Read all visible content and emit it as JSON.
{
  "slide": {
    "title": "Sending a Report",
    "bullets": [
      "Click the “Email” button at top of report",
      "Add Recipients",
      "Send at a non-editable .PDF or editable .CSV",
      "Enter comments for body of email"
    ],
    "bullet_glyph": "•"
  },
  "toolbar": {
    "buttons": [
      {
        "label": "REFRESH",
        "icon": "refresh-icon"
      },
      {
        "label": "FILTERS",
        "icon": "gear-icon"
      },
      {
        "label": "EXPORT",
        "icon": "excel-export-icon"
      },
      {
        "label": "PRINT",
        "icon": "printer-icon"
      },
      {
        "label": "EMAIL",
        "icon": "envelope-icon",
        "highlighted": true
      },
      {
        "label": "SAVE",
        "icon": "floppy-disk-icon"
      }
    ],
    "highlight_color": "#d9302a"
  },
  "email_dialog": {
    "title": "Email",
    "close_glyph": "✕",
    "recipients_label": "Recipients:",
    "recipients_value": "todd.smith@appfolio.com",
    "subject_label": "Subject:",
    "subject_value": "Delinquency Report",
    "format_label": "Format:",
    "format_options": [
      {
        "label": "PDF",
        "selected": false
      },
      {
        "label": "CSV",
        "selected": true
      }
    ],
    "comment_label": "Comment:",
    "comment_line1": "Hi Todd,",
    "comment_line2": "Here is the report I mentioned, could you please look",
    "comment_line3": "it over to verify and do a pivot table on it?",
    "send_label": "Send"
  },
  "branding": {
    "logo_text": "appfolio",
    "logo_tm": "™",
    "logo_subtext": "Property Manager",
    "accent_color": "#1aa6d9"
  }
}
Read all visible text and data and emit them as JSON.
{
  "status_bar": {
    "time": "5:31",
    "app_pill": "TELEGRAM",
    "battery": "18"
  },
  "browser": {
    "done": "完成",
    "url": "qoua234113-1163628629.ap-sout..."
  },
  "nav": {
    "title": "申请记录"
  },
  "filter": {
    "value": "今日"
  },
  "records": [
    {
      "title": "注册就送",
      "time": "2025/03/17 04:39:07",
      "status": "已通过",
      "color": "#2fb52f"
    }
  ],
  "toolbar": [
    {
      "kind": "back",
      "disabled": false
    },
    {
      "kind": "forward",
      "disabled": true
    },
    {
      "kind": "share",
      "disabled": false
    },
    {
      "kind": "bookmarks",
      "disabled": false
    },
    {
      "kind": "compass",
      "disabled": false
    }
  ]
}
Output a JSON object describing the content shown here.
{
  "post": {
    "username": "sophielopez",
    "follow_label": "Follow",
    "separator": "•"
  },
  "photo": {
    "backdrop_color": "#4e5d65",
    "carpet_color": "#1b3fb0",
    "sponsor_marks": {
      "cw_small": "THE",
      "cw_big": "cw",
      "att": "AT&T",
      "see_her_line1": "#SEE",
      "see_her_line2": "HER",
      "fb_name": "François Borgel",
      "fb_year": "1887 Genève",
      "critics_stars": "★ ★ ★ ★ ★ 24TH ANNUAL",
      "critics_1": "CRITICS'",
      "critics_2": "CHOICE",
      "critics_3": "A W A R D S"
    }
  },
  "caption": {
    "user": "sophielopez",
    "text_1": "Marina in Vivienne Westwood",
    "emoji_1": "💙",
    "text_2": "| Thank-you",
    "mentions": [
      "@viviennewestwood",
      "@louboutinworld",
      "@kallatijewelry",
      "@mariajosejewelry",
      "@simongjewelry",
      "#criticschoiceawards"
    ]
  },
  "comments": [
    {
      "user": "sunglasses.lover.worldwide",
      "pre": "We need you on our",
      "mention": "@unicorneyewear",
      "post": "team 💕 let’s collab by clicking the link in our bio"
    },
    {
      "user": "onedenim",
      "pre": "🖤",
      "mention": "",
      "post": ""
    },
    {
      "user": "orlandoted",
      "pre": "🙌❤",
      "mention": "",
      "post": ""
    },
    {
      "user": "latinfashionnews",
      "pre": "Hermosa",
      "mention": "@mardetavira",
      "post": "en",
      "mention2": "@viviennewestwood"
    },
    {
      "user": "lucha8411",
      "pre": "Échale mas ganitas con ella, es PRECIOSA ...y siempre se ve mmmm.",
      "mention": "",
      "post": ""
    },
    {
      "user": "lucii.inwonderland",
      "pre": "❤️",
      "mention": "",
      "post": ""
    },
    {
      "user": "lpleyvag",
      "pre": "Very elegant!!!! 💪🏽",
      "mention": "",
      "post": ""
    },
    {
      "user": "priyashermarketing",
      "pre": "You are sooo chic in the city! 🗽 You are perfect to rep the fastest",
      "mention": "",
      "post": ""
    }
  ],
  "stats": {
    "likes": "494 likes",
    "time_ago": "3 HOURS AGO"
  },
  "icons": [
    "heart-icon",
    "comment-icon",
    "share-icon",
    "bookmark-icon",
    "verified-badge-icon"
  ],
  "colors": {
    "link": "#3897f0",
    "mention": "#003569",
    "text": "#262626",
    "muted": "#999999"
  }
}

--------

Written instruction
In the records above, find each line holding "viviennewestwood" and copy it.

Response
      "@viviennewestwood",
      "mention2": "@viviennewestwood"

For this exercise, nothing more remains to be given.